[Task details]
Scan the listing below and copy every line holding "العلوم".

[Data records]
********

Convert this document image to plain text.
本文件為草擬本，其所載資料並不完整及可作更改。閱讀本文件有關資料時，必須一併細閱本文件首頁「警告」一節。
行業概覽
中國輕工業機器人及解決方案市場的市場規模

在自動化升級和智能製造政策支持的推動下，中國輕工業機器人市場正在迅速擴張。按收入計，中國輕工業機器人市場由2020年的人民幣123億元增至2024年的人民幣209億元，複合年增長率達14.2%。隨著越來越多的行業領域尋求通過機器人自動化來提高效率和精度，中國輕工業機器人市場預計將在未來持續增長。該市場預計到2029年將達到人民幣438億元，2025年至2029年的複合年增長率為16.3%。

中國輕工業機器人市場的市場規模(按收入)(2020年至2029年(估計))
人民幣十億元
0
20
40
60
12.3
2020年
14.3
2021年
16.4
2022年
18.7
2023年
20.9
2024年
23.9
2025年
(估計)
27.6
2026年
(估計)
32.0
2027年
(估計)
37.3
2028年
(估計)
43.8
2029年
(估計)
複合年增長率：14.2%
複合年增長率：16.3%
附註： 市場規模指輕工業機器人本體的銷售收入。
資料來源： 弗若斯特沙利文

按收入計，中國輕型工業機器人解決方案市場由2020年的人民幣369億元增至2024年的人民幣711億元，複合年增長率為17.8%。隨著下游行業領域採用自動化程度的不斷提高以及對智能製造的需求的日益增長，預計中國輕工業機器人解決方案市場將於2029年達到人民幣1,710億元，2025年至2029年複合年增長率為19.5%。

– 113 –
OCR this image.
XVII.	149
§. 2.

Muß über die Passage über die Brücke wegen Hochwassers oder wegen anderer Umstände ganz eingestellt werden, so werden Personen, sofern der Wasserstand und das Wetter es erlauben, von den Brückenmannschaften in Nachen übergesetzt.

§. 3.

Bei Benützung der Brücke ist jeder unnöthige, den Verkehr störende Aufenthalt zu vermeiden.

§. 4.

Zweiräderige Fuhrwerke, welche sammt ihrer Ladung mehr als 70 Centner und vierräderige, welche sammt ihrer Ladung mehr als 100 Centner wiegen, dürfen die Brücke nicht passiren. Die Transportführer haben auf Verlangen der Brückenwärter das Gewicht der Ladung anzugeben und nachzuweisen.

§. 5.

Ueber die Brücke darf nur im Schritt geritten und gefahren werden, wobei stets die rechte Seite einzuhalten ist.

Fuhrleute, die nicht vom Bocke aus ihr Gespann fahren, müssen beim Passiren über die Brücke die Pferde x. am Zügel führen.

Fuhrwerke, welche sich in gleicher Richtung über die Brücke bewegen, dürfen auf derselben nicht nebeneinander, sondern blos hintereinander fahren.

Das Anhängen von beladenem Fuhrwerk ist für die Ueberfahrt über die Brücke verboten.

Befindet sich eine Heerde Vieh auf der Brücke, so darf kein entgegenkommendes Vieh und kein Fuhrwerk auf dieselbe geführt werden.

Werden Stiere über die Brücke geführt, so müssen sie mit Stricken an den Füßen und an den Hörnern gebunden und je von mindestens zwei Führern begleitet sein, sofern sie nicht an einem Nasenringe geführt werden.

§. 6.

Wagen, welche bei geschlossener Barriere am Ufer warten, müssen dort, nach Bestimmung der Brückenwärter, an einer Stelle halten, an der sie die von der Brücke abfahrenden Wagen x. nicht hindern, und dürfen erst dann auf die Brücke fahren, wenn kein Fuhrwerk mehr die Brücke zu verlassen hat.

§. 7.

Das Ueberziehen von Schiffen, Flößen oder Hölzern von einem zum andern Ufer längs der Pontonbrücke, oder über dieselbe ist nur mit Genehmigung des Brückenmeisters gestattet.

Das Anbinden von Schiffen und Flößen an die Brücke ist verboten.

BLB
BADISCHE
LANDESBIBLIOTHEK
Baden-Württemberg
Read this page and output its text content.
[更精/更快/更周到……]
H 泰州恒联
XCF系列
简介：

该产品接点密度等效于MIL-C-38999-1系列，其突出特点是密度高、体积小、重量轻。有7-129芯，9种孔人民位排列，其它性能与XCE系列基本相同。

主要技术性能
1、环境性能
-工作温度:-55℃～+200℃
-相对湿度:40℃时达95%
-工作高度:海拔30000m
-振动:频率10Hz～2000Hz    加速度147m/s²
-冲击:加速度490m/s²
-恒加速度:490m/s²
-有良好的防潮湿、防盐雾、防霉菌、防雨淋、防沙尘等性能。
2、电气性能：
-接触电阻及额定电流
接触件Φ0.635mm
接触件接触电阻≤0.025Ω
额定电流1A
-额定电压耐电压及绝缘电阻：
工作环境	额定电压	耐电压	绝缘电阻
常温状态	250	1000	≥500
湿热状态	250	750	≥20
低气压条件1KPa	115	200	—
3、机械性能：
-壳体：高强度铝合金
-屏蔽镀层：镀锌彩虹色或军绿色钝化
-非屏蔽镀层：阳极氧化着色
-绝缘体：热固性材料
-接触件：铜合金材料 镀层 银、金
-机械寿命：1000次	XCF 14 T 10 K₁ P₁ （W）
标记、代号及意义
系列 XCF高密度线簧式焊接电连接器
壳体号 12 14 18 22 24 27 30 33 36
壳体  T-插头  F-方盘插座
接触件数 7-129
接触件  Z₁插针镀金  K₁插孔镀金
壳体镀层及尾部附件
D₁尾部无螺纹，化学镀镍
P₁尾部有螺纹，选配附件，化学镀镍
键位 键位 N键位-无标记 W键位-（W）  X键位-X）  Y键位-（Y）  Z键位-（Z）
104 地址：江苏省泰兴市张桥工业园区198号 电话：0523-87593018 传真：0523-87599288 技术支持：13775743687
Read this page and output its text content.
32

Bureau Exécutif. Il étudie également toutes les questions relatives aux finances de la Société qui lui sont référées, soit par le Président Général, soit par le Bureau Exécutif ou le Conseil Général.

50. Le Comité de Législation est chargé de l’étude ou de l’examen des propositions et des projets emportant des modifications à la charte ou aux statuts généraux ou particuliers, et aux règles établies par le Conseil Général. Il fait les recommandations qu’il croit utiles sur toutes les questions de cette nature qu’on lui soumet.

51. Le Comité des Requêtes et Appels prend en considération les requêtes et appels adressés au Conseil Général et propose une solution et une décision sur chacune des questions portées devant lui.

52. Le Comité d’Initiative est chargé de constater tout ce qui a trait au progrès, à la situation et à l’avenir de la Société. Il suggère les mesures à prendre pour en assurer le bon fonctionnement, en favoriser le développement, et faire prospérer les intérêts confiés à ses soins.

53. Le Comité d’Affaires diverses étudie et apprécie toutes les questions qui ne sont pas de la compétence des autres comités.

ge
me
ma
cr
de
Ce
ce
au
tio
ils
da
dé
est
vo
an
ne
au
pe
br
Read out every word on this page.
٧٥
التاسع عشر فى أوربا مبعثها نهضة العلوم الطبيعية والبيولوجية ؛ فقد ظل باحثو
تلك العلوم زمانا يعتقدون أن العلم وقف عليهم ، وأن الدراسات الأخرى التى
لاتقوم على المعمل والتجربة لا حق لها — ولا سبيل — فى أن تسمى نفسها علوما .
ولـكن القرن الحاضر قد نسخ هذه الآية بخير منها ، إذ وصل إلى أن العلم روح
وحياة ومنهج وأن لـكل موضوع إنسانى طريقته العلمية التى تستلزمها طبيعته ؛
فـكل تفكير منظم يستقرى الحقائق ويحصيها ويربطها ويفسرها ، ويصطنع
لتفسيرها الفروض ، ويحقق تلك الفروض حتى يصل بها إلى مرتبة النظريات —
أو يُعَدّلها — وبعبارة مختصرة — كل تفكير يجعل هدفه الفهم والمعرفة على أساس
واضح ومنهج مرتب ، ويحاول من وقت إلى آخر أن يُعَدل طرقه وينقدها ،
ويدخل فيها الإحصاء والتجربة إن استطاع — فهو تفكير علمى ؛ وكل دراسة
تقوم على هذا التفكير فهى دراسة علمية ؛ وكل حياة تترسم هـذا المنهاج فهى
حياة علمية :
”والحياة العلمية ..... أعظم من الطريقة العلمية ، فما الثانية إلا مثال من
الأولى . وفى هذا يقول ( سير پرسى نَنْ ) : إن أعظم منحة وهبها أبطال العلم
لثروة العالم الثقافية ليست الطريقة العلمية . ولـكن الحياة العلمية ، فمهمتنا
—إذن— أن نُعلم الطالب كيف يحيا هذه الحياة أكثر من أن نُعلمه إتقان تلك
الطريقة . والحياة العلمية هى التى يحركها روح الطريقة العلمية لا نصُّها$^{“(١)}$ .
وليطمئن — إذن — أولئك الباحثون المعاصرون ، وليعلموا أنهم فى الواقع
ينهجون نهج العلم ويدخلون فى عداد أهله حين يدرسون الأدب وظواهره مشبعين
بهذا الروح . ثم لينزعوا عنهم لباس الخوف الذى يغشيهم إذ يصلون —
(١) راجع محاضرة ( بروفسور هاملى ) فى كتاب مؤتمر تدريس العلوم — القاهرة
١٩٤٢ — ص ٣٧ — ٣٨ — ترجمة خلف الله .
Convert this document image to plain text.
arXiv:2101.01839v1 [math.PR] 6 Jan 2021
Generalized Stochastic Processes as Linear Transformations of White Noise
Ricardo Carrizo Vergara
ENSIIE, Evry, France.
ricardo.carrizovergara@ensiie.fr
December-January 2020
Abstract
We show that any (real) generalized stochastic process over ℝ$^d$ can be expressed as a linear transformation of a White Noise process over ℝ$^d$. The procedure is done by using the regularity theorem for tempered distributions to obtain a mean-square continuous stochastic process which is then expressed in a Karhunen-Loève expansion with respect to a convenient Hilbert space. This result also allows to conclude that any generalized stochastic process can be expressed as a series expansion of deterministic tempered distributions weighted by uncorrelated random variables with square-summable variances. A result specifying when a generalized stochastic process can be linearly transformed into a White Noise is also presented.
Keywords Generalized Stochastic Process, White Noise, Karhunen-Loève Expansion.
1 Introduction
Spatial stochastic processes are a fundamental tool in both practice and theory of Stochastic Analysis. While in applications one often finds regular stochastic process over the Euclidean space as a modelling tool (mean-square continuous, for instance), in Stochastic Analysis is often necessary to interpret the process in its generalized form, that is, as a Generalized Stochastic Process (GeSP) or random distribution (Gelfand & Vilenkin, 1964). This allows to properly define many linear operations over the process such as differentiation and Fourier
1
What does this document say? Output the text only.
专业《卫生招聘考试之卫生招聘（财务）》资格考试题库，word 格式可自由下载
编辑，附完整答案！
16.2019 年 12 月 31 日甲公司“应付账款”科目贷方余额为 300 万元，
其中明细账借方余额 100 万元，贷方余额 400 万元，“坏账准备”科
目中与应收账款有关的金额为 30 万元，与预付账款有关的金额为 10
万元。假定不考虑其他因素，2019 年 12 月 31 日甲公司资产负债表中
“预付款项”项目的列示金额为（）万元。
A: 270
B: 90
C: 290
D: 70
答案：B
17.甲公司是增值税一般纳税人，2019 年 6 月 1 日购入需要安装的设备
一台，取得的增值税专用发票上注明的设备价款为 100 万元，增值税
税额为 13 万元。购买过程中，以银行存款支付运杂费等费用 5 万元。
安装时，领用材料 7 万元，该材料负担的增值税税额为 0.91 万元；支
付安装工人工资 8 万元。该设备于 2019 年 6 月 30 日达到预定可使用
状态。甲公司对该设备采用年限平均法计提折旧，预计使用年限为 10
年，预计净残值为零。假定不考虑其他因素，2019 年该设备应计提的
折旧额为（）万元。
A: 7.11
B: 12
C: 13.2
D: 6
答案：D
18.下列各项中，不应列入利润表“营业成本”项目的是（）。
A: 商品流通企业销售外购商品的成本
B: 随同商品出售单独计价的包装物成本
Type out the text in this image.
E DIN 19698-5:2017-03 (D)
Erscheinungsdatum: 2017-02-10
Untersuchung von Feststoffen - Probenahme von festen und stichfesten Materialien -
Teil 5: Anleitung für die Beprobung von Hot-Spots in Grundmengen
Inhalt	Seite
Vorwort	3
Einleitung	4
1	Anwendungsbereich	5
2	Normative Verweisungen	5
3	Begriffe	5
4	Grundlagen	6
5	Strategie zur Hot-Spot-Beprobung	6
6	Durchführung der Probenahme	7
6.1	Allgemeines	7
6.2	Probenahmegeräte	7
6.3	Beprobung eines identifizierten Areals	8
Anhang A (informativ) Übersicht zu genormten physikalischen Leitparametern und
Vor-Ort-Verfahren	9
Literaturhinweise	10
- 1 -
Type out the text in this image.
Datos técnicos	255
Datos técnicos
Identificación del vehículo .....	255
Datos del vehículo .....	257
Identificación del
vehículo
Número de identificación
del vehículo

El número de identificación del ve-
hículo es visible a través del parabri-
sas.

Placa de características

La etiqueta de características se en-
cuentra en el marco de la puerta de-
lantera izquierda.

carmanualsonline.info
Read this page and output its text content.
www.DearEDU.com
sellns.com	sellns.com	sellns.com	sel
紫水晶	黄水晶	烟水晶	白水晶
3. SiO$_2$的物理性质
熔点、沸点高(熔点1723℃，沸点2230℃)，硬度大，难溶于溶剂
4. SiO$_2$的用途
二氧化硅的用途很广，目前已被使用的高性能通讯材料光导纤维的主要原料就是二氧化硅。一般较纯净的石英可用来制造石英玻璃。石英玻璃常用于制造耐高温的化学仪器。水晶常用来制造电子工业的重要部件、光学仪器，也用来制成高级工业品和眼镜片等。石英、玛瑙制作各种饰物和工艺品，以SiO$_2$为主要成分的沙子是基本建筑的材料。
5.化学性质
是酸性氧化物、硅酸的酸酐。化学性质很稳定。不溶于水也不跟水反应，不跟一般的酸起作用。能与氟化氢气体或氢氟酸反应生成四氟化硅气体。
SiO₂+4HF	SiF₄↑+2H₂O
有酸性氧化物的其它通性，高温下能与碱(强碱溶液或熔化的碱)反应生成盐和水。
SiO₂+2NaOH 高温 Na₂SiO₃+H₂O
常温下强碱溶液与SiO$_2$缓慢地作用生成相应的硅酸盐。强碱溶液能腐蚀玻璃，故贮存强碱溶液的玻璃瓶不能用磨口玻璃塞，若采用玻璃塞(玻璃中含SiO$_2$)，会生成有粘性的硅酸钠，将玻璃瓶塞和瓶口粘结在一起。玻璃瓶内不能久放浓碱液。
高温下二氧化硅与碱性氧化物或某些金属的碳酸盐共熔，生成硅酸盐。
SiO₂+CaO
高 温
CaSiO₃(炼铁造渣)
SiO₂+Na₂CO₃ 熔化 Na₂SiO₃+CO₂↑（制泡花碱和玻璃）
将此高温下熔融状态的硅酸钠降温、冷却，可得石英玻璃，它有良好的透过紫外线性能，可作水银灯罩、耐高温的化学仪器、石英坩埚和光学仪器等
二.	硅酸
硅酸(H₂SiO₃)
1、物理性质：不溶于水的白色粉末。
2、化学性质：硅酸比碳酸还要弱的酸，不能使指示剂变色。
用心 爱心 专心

********

[Response for this exercise]
التاسع عشر فى أوربا مبعثها نهضة العلوم الطبيعية والبيولوجية ؛ فقد ظل باحثو
تلك العلوم زمانا يعتقدون أن العلم وقف عليهم ، وأن الدراسات الأخرى التى
(١) راجع محاضرة ( بروفسور هاملى ) فى كتاب مؤتمر تدريس العلوم — القاهرة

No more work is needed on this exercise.